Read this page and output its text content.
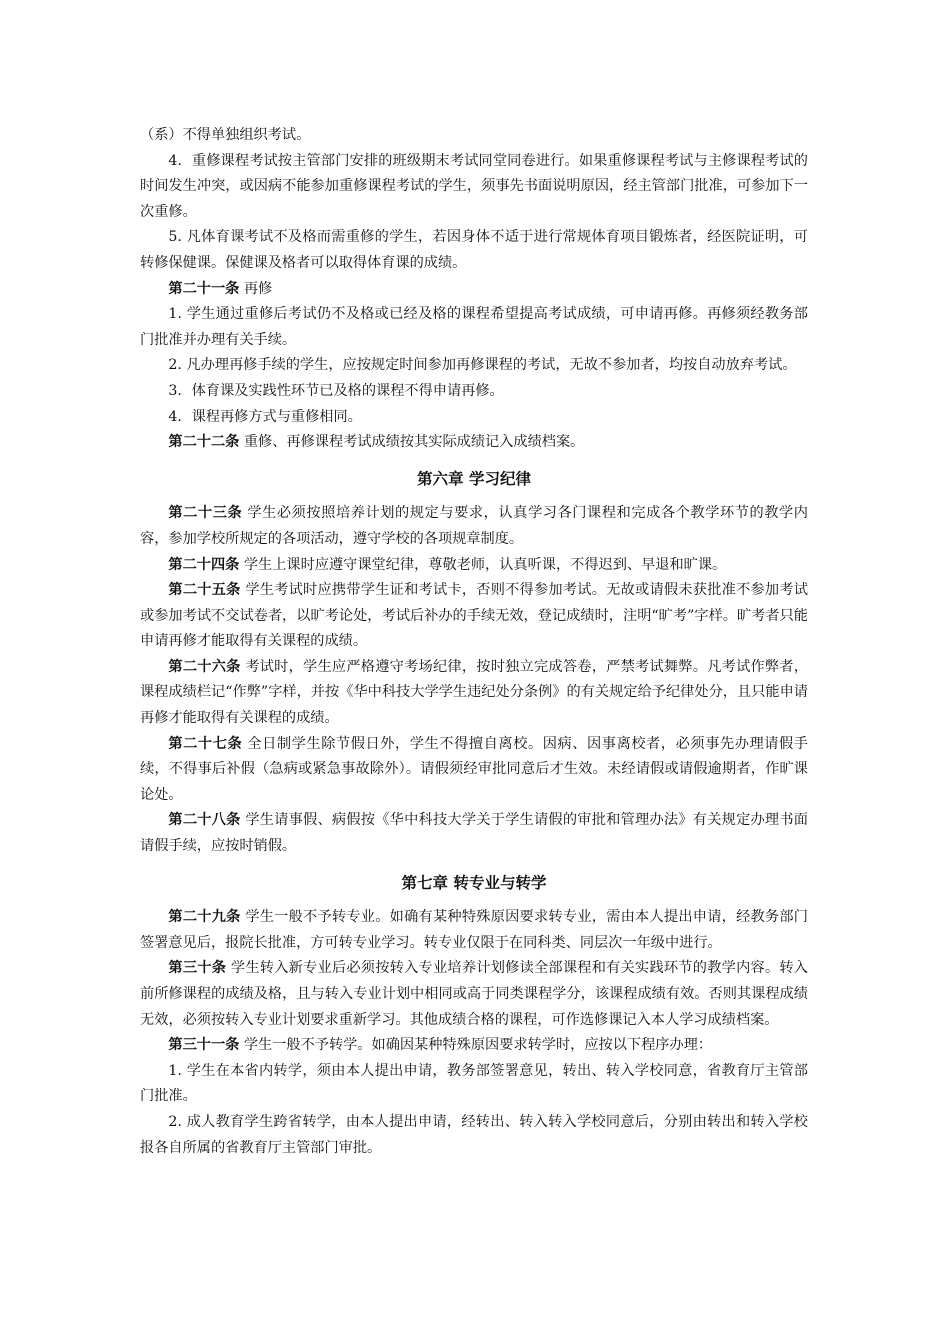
（系）不得单独组织考试。

4．重修课程考试按主管部门安排的班级期末考试同堂同卷进行。如果重修课程考试与主修课程考试的时间发生冲突，或因病不能参加重修课程考试的学生，须事先书面说明原因，经主管部门批准，可参加下一次重修。

5. 凡体育课考试不及格而需重修的学生，若因身体不适于进行常规体育项目锻炼者，经医院证明，可转修保健课。保健课及格者可以取得体育课的成绩。

第二十一条 再修

1. 学生通过重修后考试仍不及格或已经及格的课程希望提高考试成绩，可申请再修。再修须经教务部门批准并办理有关手续。

2. 凡办理再修手续的学生，应按规定时间参加再修课程的考试，无故不参加者，均按自动放弃考试。

3．体育课及实践性环节已及格的课程不得申请再修。

4．课程再修方式与重修相同。

第二十二条 重修、再修课程考试成绩按其实际成绩记入成绩档案。

第六章 学习纪律

第二十三条 学生必须按照培养计划的规定与要求，认真学习各门课程和完成各个教学环节的教学内容，参加学校所规定的各项活动，遵守学校的各项规章制度。

第二十四条 学生上课时应遵守课堂纪律，尊敬老师，认真听课，不得迟到、早退和旷课。

第二十五条 学生考试时应携带学生证和考试卡，否则不得参加考试。无故或请假未获批准不参加考试或参加考试不交试卷者，以旷考论处，考试后补办的手续无效，登记成绩时，注明“旷考”字样。旷考者只能申请再修才能取得有关课程的成绩。

第二十六条 考试时，学生应严格遵守考场纪律，按时独立完成答卷，严禁考试舞弊。凡考试作弊者，课程成绩栏记“作弊”字样，并按《华中科技大学学生违纪处分条例》的有关规定给予纪律处分，且只能申请再修才能取得有关课程的成绩。

第二十七条 全日制学生除节假日外，学生不得擅自离校。因病、因事离校者，必须事先办理请假手续，不得事后补假（急病或紧急事故除外）。请假须经审批同意后才生效。未经请假或请假逾期者，作旷课论处。

第二十八条 学生请事假、病假按《华中科技大学关于学生请假的审批和管理办法》有关规定办理书面请假手续，应按时销假。

第七章 转专业与转学

第二十九条 学生一般不予转专业。如确有某种特殊原因要求转专业，需由本人提出申请，经教务部门签署意见后，报院长批准，方可转专业学习。转专业仅限于在同科类、同层次一年级中进行。

第三十条 学生转入新专业后必须按转入专业培养计划修读全部课程和有关实践环节的教学内容。转入前所修课程的成绩及格，且与转入专业计划中相同或高于同类课程学分，该课程成绩有效。否则其课程成绩无效，必须按转入专业计划要求重新学习。其他成绩合格的课程，可作选修课记入本人学习成绩档案。

第三十一条 学生一般不予转学。如确因某种特殊原因要求转学时，应按以下程序办理：

1. 学生在本省内转学，须由本人提出申请，教务部签署意见，转出、转入学校同意，省教育厅主管部门批准。

2. 成人教育学生跨省转学，由本人提出申请，经转出、转入转入学校同意后，分别由转出和转入学校报各自所属的省教育厅主管部门审批。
========================================================================
• [Instruction]
Reproduce the data word for word, excluding its pictures.

• [Solution to the exercise]
Read this page and output its text content.
（系）不得单独组织考试。

4．重修课程考试按主管部门安排的班级期末考试同堂同卷进行。如果重修课程考试与主修课程考试的时间发生冲突，或因病不能参加重修课程考试的学生，须事先书面说明原因，经主管部门批准，可参加下一次重修。

5. 凡体育课考试不及格而需重修的学生，若因身体不适于进行常规体育项目锻炼者，经医院证明，可转修保健课。保健课及格者可以取得体育课的成绩。

第二十一条 再修

1. 学生通过重修后考试仍不及格或已经及格的课程希望提高考试成绩，可申请再修。再修须经教务部门批准并办理有关手续。

2. 凡办理再修手续的学生，应按规定时间参加再修课程的考试，无故不参加者，均按自动放弃考试。

3．体育课及实践性环节已及格的课程不得申请再修。

4．课程再修方式与重修相同。

第二十二条 重修、再修课程考试成绩按其实际成绩记入成绩档案。

第六章 学习纪律

第二十三条 学生必须按照培养计划的规定与要求，认真学习各门课程和完成各个教学环节的教学内容，参加学校所规定的各项活动，遵守学校的各项规章制度。

第二十四条 学生上课时应遵守课堂纪律，尊敬老师，认真听课，不得迟到、早退和旷课。

第二十五条 学生考试时应携带学生证和考试卡，否则不得参加考试。无故或请假未获批准不参加考试或参加考试不交试卷者，以旷考论处，考试后补办的手续无效，登记成绩时，注明“旷考”字样。旷考者只能申请再修才能取得有关课程的成绩。

第二十六条 考试时，学生应严格遵守考场纪律，按时独立完成答卷，严禁考试舞弊。凡考试作弊者，课程成绩栏记“作弊”字样，并按《华中科技大学学生违纪处分条例》的有关规定给予纪律处分，且只能申请再修才能取得有关课程的成绩。

第二十七条 全日制学生除节假日外，学生不得擅自离校。因病、因事离校者，必须事先办理请假手续，不得事后补假（急病或紧急事故除外）。请假须经审批同意后才生效。未经请假或请假逾期者，作旷课论处。

第二十八条 学生请事假、病假按《华中科技大学关于学生请假的审批和管理办法》有关规定办理书面请假手续，应按时销假。

第七章 转专业与转学

第二十九条 学生一般不予转专业。如确有某种特殊原因要求转专业，需由本人提出申请，经教务部门签署意见后，报院长批准，方可转专业学习。转专业仅限于在同科类、同层次一年级中进行。

第三十条 学生转入新专业后必须按转入专业培养计划修读全部课程和有关实践环节的教学内容。转入前所修课程的成绩及格，且与转入专业计划中相同或高于同类课程学分，该课程成绩有效。否则其课程成绩无效，必须按转入专业计划要求重新学习。其他成绩合格的课程，可作选修课记入本人学习成绩档案。

第三十一条 学生一般不予转学。如确因某种特殊原因要求转学时，应按以下程序办理：

1. 学生在本省内转学，须由本人提出申请，教务部签署意见，转出、转入学校同意，省教育厅主管部门批准。

2. 成人教育学生跨省转学，由本人提出申请，经转出、转入转入学校同意后，分别由转出和转入学校报各自所属的省教育厅主管部门审批。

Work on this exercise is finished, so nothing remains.